§ **MATERIAL TO PROCESS**
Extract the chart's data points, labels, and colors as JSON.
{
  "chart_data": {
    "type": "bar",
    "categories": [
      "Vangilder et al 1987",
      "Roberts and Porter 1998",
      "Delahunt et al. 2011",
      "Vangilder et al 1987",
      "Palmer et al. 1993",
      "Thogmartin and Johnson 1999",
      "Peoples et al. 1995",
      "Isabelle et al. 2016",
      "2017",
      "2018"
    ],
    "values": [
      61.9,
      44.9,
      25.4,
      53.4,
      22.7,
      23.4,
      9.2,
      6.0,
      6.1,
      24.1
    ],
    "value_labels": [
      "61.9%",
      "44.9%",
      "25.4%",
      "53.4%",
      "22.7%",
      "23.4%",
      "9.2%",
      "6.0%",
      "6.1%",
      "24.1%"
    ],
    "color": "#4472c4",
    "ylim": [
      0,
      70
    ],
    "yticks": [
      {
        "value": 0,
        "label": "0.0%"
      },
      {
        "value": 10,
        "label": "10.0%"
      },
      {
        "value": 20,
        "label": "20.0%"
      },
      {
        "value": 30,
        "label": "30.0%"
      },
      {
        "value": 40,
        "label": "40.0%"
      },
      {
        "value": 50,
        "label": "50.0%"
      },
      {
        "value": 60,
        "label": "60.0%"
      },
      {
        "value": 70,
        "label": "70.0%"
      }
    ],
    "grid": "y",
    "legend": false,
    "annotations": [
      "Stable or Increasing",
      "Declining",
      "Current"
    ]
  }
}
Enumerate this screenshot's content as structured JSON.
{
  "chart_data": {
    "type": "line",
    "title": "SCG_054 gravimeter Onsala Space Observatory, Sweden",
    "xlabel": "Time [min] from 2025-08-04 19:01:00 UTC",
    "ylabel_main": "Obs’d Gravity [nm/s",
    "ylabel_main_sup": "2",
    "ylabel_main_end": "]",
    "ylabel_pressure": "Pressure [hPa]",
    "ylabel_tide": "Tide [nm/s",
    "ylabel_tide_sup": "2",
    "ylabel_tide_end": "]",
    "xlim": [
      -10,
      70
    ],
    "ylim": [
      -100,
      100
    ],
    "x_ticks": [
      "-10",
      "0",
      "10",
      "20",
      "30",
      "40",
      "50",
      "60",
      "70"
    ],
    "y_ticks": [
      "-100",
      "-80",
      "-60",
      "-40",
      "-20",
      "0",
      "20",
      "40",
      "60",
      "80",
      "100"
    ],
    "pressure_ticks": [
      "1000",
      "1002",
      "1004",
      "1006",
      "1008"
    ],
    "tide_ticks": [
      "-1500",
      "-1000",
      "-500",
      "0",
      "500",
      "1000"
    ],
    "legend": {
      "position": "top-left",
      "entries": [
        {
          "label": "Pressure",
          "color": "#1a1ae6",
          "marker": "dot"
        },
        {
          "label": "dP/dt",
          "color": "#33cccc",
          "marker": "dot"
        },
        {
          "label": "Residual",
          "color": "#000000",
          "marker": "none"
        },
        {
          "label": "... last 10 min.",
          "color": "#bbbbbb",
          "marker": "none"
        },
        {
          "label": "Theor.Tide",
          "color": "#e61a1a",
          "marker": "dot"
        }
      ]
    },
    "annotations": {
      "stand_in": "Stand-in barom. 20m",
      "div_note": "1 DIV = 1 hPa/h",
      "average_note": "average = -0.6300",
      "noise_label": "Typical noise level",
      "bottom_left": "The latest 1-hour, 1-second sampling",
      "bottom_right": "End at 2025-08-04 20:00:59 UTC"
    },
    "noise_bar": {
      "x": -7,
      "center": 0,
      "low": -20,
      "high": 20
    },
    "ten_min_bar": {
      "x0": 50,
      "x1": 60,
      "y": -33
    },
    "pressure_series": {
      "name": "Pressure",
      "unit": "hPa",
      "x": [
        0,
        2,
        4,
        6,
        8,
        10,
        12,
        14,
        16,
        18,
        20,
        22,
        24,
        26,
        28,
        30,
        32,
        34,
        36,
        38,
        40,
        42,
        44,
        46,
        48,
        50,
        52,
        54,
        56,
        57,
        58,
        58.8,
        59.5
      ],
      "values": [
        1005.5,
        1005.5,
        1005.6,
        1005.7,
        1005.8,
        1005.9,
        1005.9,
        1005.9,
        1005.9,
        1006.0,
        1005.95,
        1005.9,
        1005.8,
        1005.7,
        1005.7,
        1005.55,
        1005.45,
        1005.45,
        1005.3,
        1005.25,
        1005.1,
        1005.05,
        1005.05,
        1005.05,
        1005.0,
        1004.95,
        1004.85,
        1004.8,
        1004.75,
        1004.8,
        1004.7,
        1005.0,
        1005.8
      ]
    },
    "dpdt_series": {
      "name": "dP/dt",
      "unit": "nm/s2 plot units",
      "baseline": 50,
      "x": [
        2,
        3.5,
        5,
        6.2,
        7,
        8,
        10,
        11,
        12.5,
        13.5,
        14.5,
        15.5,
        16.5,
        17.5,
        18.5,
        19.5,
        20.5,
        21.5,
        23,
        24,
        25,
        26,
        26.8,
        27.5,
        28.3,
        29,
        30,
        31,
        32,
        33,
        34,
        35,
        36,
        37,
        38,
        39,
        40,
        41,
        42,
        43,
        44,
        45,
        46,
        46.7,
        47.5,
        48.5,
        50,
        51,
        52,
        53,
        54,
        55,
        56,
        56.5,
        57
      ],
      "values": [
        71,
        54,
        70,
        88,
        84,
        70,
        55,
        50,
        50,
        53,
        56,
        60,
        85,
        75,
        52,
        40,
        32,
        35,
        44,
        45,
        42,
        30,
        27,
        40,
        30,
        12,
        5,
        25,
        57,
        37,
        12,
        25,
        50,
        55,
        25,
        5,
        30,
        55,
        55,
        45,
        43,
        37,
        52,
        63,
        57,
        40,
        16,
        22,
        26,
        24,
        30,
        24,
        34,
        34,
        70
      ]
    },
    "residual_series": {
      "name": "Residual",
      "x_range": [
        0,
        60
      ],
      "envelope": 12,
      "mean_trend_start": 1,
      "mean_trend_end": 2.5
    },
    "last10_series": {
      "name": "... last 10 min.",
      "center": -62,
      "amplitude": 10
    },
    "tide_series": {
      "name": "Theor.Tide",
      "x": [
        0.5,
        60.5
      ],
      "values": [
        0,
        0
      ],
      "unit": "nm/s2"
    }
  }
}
---
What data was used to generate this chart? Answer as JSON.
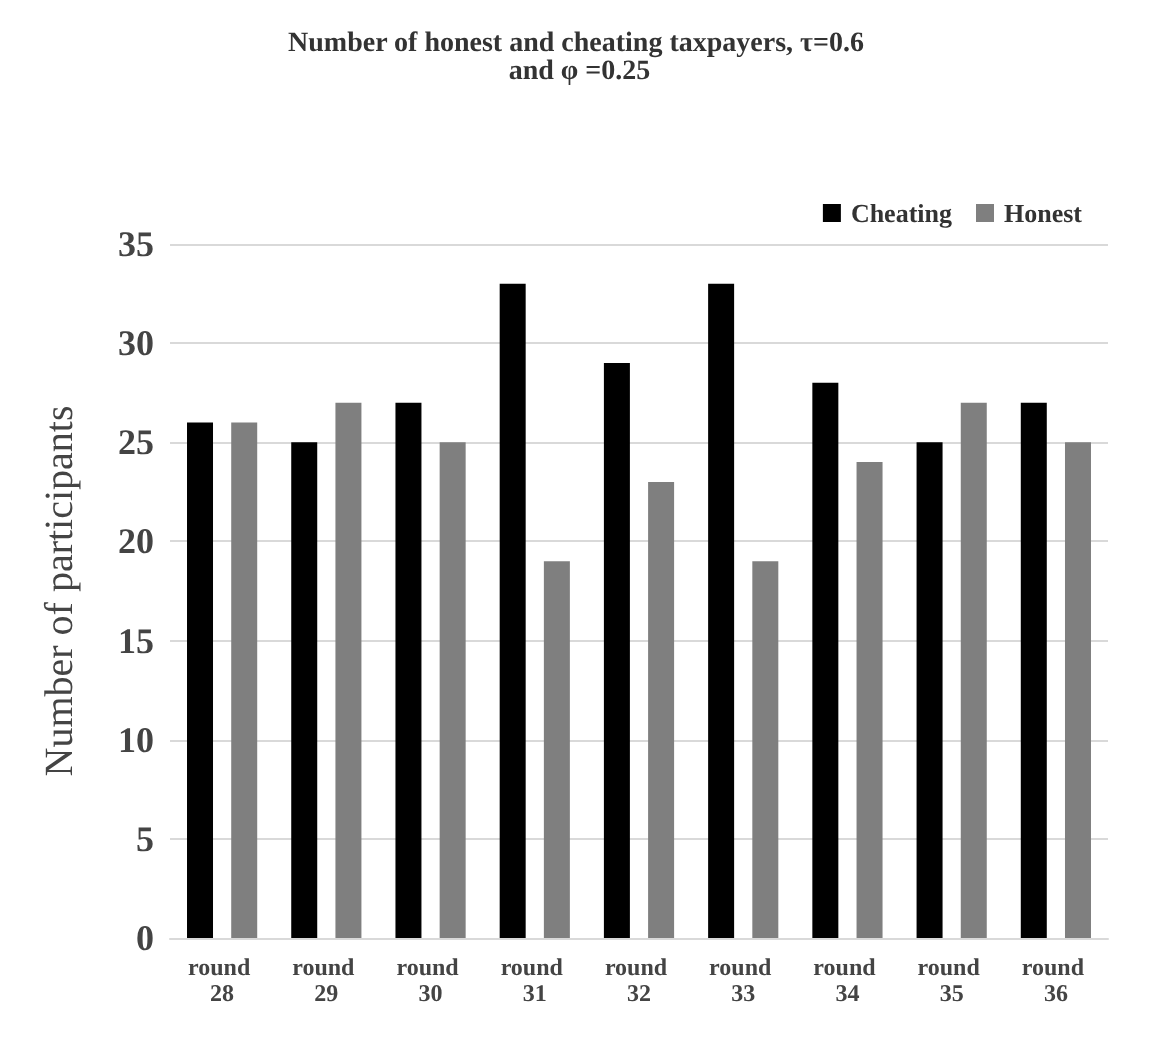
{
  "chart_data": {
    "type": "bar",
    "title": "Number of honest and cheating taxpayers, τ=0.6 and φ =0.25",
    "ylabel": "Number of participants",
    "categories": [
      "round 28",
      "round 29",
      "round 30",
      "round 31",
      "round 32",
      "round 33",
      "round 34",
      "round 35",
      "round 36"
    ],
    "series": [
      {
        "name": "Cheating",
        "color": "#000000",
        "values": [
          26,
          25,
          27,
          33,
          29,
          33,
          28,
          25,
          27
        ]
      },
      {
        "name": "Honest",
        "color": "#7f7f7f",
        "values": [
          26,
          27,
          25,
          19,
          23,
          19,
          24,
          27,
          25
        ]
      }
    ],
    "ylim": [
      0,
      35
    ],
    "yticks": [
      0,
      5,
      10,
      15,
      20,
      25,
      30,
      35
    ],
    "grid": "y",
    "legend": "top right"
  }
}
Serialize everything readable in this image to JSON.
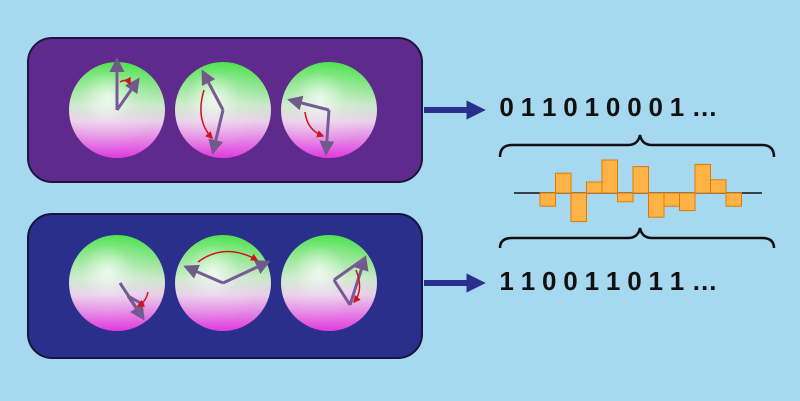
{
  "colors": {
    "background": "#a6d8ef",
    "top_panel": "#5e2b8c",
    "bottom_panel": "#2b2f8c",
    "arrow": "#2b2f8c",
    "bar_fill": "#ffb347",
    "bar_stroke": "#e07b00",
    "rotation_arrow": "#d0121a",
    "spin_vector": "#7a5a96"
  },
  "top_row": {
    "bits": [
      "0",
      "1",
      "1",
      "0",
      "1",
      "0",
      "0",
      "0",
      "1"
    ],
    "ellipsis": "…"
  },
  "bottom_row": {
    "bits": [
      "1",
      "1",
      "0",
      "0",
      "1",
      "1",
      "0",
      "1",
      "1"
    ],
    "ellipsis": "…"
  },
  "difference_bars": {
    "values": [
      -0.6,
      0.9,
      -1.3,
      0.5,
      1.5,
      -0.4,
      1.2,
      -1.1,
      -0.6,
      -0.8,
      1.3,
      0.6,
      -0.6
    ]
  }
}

§ **TASK REQUIREMENTS**
Return every line holding the word "colors" from the records.

§ **TASK OUTPUT**
Extract the chart's data points, labels, and colors as JSON.
  "colors": {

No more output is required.